- **Required work**
Give the rows below again with "drive-icon" put in place of each "disk-icon", leaving everything else unchanged. Leave the pictures out.

-------- Records to process --------

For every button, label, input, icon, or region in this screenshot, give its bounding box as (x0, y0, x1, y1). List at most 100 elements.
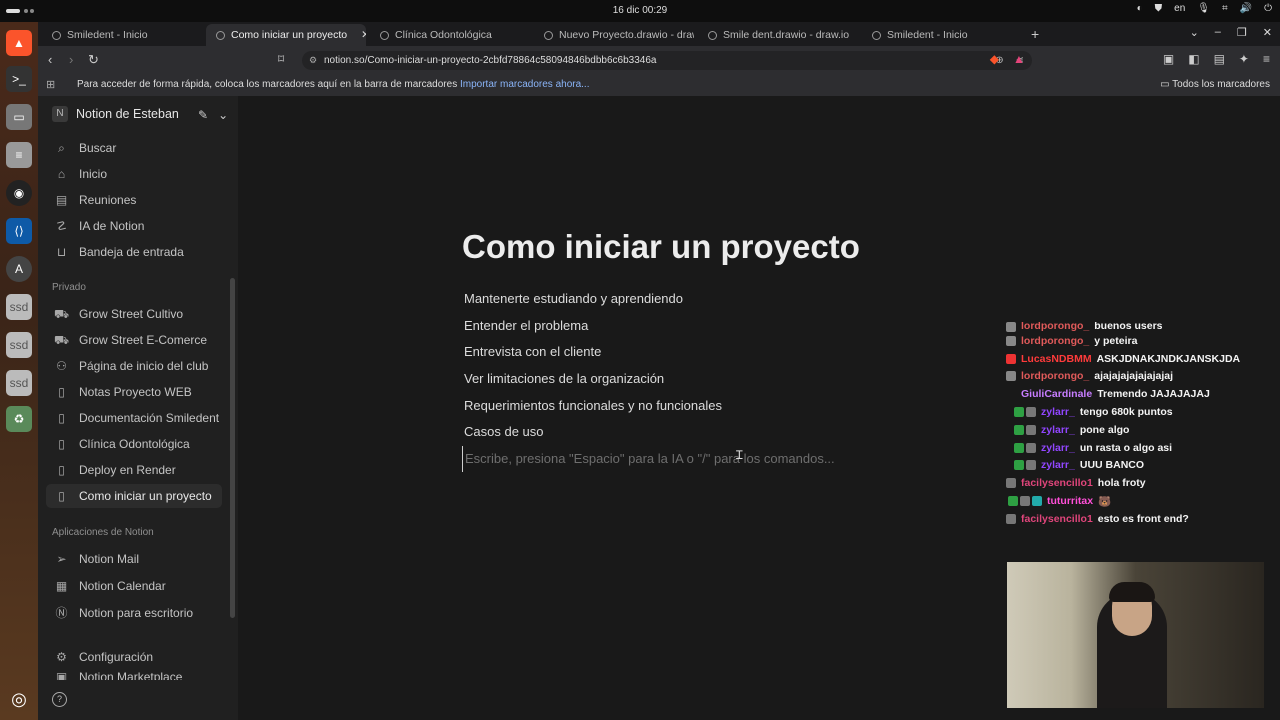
section-private-title[interactable]: Privado (52, 282, 86, 293)
inbox-icon: ⊔ (56, 244, 67, 259)
new-tab-icon[interactable]: + (1031, 26, 1039, 42)
power-icon[interactable]: ⏻ (1264, 3, 1272, 14)
tab-search-icon[interactable]: ⌄ (1190, 26, 1199, 39)
address-bar-row: ‹ › ↻ ⌑ ⚙ notion.so/Como-iniciar-un-proy… (38, 46, 1280, 74)
disk-icon[interactable]: ssd (6, 294, 32, 320)
system-tray[interactable]: ◐ ⛊ en 🎙 ⌗ 🔊 ⏻ (1137, 3, 1272, 14)
sidebar-page[interactable]: ⛟ Grow Street E-Comerce (46, 328, 222, 352)
sidebar-page[interactable]: ▯ Clínica Odontológica (46, 432, 222, 456)
terminal-icon[interactable]: >_ (6, 66, 32, 92)
mic-icon[interactable]: 🎙 (1197, 3, 1210, 14)
tab[interactable]: Smile dent.drawio - draw.io (698, 24, 858, 46)
webcam-overlay (1007, 562, 1264, 708)
new-page-icon[interactable]: ✎ (198, 108, 208, 122)
site-info-icon[interactable]: ⚙ (309, 51, 317, 70)
tab[interactable]: Clínica Odontológica (370, 24, 530, 46)
page-title[interactable]: Como iniciar un proyecto (462, 228, 1022, 266)
sidebar-page[interactable]: ▯ Deploy en Render (46, 458, 222, 482)
text-block[interactable]: Ver limitaciones de la organización (462, 366, 1022, 393)
files-icon[interactable]: ▭ (6, 104, 32, 130)
globe-icon (216, 30, 225, 40)
sidebar-item-inbox[interactable]: ⊔ Bandeja de entrada (46, 240, 222, 264)
workspace-switcher[interactable]: N Notion de Esteban (52, 106, 179, 122)
software-center-icon[interactable]: A (6, 256, 32, 282)
database-icon[interactable]: ≡ (6, 142, 32, 168)
reload-icon[interactable]: ↻ (88, 52, 99, 68)
window-controls: ⌄ – ❐ ✕ (1190, 26, 1272, 39)
chat-text: esto es front end? (1097, 512, 1189, 525)
sidebar-item-settings[interactable]: ⚙ Configuración (46, 645, 222, 669)
text-block[interactable]: Entrevista con el cliente (462, 339, 1022, 366)
menu-icon[interactable]: ≡ (1263, 52, 1270, 66)
sidebar-item-search[interactable]: ⌕ Buscar (46, 136, 222, 160)
sidebar-item-notion-mail[interactable]: ➢ Notion Mail (46, 547, 222, 571)
sidebar-item-notion-calendar[interactable]: ▦ Notion Calendar (46, 574, 222, 598)
url-field[interactable]: ⚙ notion.so/Como-iniciar-un-proyecto-2cb… (302, 51, 1032, 70)
system-clock[interactable]: 16 dic 00:29 (0, 5, 1280, 16)
text-block[interactable]: Requerimientos funcionales y no funciona… (462, 393, 1022, 420)
show-apps-icon[interactable]: ◎ (6, 686, 32, 712)
sidebar-item-meetings[interactable]: ▤ Reuniones (46, 188, 222, 212)
sidebar-page[interactable]: ⚇ Página de inicio del club (46, 354, 222, 378)
tab[interactable]: Nuevo Proyecto.drawio - draw (534, 24, 694, 46)
volume-icon[interactable]: 🔊 (1240, 3, 1252, 14)
sidebar-page[interactable]: ▯ Notas Proyecto WEB (46, 380, 222, 404)
apps-grid-icon[interactable]: ⊞ (46, 78, 55, 91)
shield-icon[interactable]: ⛊ (1155, 3, 1163, 14)
sidebar-page[interactable]: ⛟ Grow Street Cultivo (46, 302, 222, 326)
tab-active[interactable]: Como iniciar un proyecto ✕ (206, 24, 366, 46)
section-apps-title[interactable]: Aplicaciones de Notion (52, 527, 154, 538)
bookmarks-bar: ⊞ Para acceder de forma rápida, coloca l… (38, 74, 1280, 96)
tab[interactable]: Smiledent - Inicio (42, 24, 202, 46)
chat-text: 🐻 (1098, 495, 1112, 508)
globe-icon (380, 30, 389, 40)
bookmark-icon[interactable]: ⌑ (278, 52, 284, 66)
minimize-icon[interactable]: – (1215, 26, 1221, 39)
all-bookmarks-button[interactable]: ▭ Todos los marcadores (1160, 79, 1270, 90)
tab-strip: Smiledent - Inicio Como iniciar un proye… (38, 22, 1280, 46)
chat-message: GiuliCardinale Tremendo JAJAJAJAJ (1002, 385, 1278, 403)
text-block[interactable]: Casos de uso (462, 419, 1022, 446)
trash-icon[interactable]: ♻ (6, 406, 32, 432)
ai-assistant-icon[interactable]: ✦ (1239, 52, 1249, 66)
obs-icon[interactable]: ◉ (6, 180, 32, 206)
workspace-name: Notion de Esteban (76, 107, 179, 121)
forward-icon[interactable]: › (69, 52, 73, 67)
car-icon: ⛟ (54, 332, 70, 347)
text-block[interactable]: Entender el problema (462, 313, 1022, 340)
brave-rewards-icon[interactable]: ▲ (1013, 52, 1025, 66)
sidebar-page-active[interactable]: ▯ Como iniciar un proyecto (46, 484, 222, 508)
close-tab-icon[interactable]: ✕ (361, 29, 366, 41)
chat-message: zylarr_ tengo 680k puntos (1002, 403, 1278, 421)
chevron-down-icon[interactable]: ⌄ (218, 108, 228, 122)
network-wired-icon[interactable]: ⌗ (1222, 3, 1228, 14)
import-bookmarks-link[interactable]: Importar marcadores ahora... (460, 79, 590, 90)
close-window-icon[interactable]: ✕ (1263, 26, 1272, 39)
help-icon[interactable]: ? (52, 692, 67, 707)
sidebar-toggle-icon[interactable]: ◧ (1188, 52, 1199, 66)
sidebar-page[interactable]: ▯ Documentación Smiledent (46, 406, 222, 430)
sidebar-item-home[interactable]: ⌂ Inicio (46, 162, 222, 186)
chat-badge-icon (1026, 424, 1036, 435)
text-block[interactable]: Mantenerte estudiando y aprendiendo (462, 286, 1022, 313)
wallet-icon[interactable]: ▤ (1214, 52, 1225, 66)
sidebar-item-ai[interactable]: ☡ IA de Notion (46, 214, 222, 238)
browser-window: Smiledent - Inicio Como iniciar un proye… (38, 22, 1280, 720)
car-icon: ⛟ (54, 306, 70, 321)
restore-icon[interactable]: ❐ (1237, 26, 1247, 39)
back-icon[interactable]: ‹ (48, 52, 52, 67)
chat-badge-icon (1032, 496, 1042, 507)
vscode-icon[interactable]: ⟨⟩ (6, 218, 32, 244)
sidebar-scrollbar[interactable] (230, 278, 235, 618)
sidebar-item-notion-desktop[interactable]: Ⓝ Notion para escritorio (46, 601, 222, 625)
sidebar-item-marketplace[interactable]: ▣ Notion Marketplace (46, 670, 222, 680)
brave-shields-icon[interactable]: ◆ (990, 52, 999, 66)
disk-icon[interactable]: ssd (6, 332, 32, 358)
tab[interactable]: Smiledent - Inicio (862, 24, 1022, 46)
network-icon[interactable]: ◐ (1137, 3, 1143, 14)
keyboard-language[interactable]: en (1174, 3, 1185, 14)
leo-icon[interactable]: ▣ (1163, 52, 1174, 66)
marketplace-icon: ▣ (55, 670, 68, 680)
disk-icon[interactable]: ssd (6, 370, 32, 396)
brave-browser-icon[interactable]: ▲ (6, 30, 32, 56)
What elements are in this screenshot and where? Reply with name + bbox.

--------

- **Task response**
For every button, label, input, icon, or region in this screenshot, give its bounding box as (x0, y0, x1, y1). List at most 100 elements.
section-private-title[interactable]: Privado (52, 282, 86, 293)
inbox-icon: ⊔ (56, 244, 67, 259)
new-tab-icon[interactable]: + (1031, 26, 1039, 42)
power-icon[interactable]: ⏻ (1264, 3, 1272, 14)
tab-search-icon[interactable]: ⌄ (1190, 26, 1199, 39)
address-bar-row: ‹ › ↻ ⌑ ⚙ notion.so/Como-iniciar-un-proy… (38, 46, 1280, 74)
drive-icon[interactable]: ssd (6, 294, 32, 320)
system-tray[interactable]: ◐ ⛊ en 🎙 ⌗ 🔊 ⏻ (1137, 3, 1272, 14)
sidebar-page[interactable]: ⛟ Grow Street E-Comerce (46, 328, 222, 352)
sidebar-page[interactable]: ▯ Clínica Odontológica (46, 432, 222, 456)
terminal-icon[interactable]: >_ (6, 66, 32, 92)
mic-icon[interactable]: 🎙 (1197, 3, 1210, 14)
tab[interactable]: Smile dent.drawio - draw.io (698, 24, 858, 46)
webcam-overlay (1007, 562, 1264, 708)
new-page-icon[interactable]: ✎ (198, 108, 208, 122)
site-info-icon[interactable]: ⚙ (309, 51, 317, 70)
tab[interactable]: Clínica Odontológica (370, 24, 530, 46)
page-title[interactable]: Como iniciar un proyecto (462, 228, 1022, 266)
sidebar-page[interactable]: ▯ Deploy en Render (46, 458, 222, 482)
text-block[interactable]: Ver limitaciones de la organización (462, 366, 1022, 393)
files-icon[interactable]: ▭ (6, 104, 32, 130)
globe-icon (216, 30, 225, 40)
sidebar-item-inbox[interactable]: ⊔ Bandeja de entrada (46, 240, 222, 264)
workspace-switcher[interactable]: N Notion de Esteban (52, 106, 179, 122)
software-center-icon[interactable]: A (6, 256, 32, 282)
database-icon[interactable]: ≡ (6, 142, 32, 168)
reload-icon[interactable]: ↻ (88, 52, 99, 68)
window-controls: ⌄ – ❐ ✕ (1190, 26, 1272, 39)
chat-text: esto es front end? (1097, 512, 1189, 525)
sidebar-item-settings[interactable]: ⚙ Configuración (46, 645, 222, 669)
text-block[interactable]: Entrevista con el cliente (462, 339, 1022, 366)
menu-icon[interactable]: ≡ (1263, 52, 1270, 66)
sidebar-item-search[interactable]: ⌕ Buscar (46, 136, 222, 160)
sidebar-item-notion-mail[interactable]: ➢ Notion Mail (46, 547, 222, 571)
sidebar-item-notion-calendar[interactable]: ▦ Notion Calendar (46, 574, 222, 598)
url-field[interactable]: ⚙ notion.so/Como-iniciar-un-proyecto-2cb… (302, 51, 1032, 70)
system-clock[interactable]: 16 dic 00:29 (0, 5, 1280, 16)
text-block[interactable]: Requerimientos funcionales y no funciona… (462, 393, 1022, 420)
show-apps-icon[interactable]: ◎ (6, 686, 32, 712)
sidebar-item-meetings[interactable]: ▤ Reuniones (46, 188, 222, 212)
sidebar-page[interactable]: ⚇ Página de inicio del club (46, 354, 222, 378)
tab[interactable]: Nuevo Proyecto.drawio - draw (534, 24, 694, 46)
volume-icon[interactable]: 🔊 (1240, 3, 1252, 14)
sidebar-page[interactable]: ▯ Notas Proyecto WEB (46, 380, 222, 404)
apps-grid-icon[interactable]: ⊞ (46, 78, 55, 91)
shield-icon[interactable]: ⛊ (1155, 3, 1163, 14)
sidebar-page[interactable]: ⛟ Grow Street Cultivo (46, 302, 222, 326)
tab-active[interactable]: Como iniciar un proyecto ✕ (206, 24, 366, 46)
section-apps-title[interactable]: Aplicaciones de Notion (52, 527, 154, 538)
bookmarks-bar: ⊞ Para acceder de forma rápida, coloca l… (38, 74, 1280, 96)
tab[interactable]: Smiledent - Inicio (42, 24, 202, 46)
chat-text: 🐻 (1098, 495, 1112, 508)
globe-icon (380, 30, 389, 40)
bookmark-icon[interactable]: ⌑ (278, 52, 284, 66)
minimize-icon[interactable]: – (1215, 26, 1221, 39)
all-bookmarks-button[interactable]: ▭ Todos los marcadores (1160, 79, 1270, 90)
tab-strip: Smiledent - Inicio Como iniciar un proye… (38, 22, 1280, 46)
chat-message: GiuliCardinale Tremendo JAJAJAJAJ (1002, 385, 1278, 403)
text-block[interactable]: Casos de uso (462, 419, 1022, 446)
trash-icon[interactable]: ♻ (6, 406, 32, 432)
ai-assistant-icon[interactable]: ✦ (1239, 52, 1249, 66)
obs-icon[interactable]: ◉ (6, 180, 32, 206)
workspace-name: Notion de Esteban (76, 107, 179, 121)
forward-icon[interactable]: › (69, 52, 73, 67)
car-icon: ⛟ (54, 332, 70, 347)
text-block[interactable]: Entender el problema (462, 313, 1022, 340)
brave-rewards-icon[interactable]: ▲ (1013, 52, 1025, 66)
sidebar-page-active[interactable]: ▯ Como iniciar un proyecto (46, 484, 222, 508)
close-tab-icon[interactable]: ✕ (361, 29, 366, 41)
chat-message: zylarr_ tengo 680k puntos (1002, 403, 1278, 421)
chevron-down-icon[interactable]: ⌄ (218, 108, 228, 122)
network-wired-icon[interactable]: ⌗ (1222, 3, 1228, 14)
import-bookmarks-link[interactable]: Importar marcadores ahora... (460, 79, 590, 90)
close-window-icon[interactable]: ✕ (1263, 26, 1272, 39)
help-icon[interactable]: ? (52, 692, 67, 707)
sidebar-toggle-icon[interactable]: ◧ (1188, 52, 1199, 66)
sidebar-page[interactable]: ▯ Documentación Smiledent (46, 406, 222, 430)
sidebar-item-home[interactable]: ⌂ Inicio (46, 162, 222, 186)
chat-badge-icon (1026, 424, 1036, 435)
text-block[interactable]: Mantenerte estudiando y aprendiendo (462, 286, 1022, 313)
wallet-icon[interactable]: ▤ (1214, 52, 1225, 66)
sidebar-item-ai[interactable]: ☡ IA de Notion (46, 214, 222, 238)
browser-window: Smiledent - Inicio Como iniciar un proye… (38, 22, 1280, 720)
car-icon: ⛟ (54, 306, 70, 321)
restore-icon[interactable]: ❐ (1237, 26, 1247, 39)
back-icon[interactable]: ‹ (48, 52, 52, 67)
chat-badge-icon (1032, 496, 1042, 507)
vscode-icon[interactable]: ⟨⟩ (6, 218, 32, 244)
sidebar-scrollbar[interactable] (230, 278, 235, 618)
sidebar-item-notion-desktop[interactable]: Ⓝ Notion para escritorio (46, 601, 222, 625)
sidebar-item-marketplace[interactable]: ▣ Notion Marketplace (46, 670, 222, 680)
brave-shields-icon[interactable]: ◆ (990, 52, 999, 66)
drive-icon[interactable]: ssd (6, 332, 32, 358)
tab[interactable]: Smiledent - Inicio (862, 24, 1022, 46)
network-icon[interactable]: ◐ (1137, 3, 1143, 14)
keyboard-language[interactable]: en (1174, 3, 1185, 14)
leo-icon[interactable]: ▣ (1163, 52, 1174, 66)
marketplace-icon: ▣ (55, 670, 68, 680)
drive-icon[interactable]: ssd (6, 370, 32, 396)
brave-browser-icon[interactable]: ▲ (6, 30, 32, 56)
What elements are in this screenshot and where? Reply with name + bbox.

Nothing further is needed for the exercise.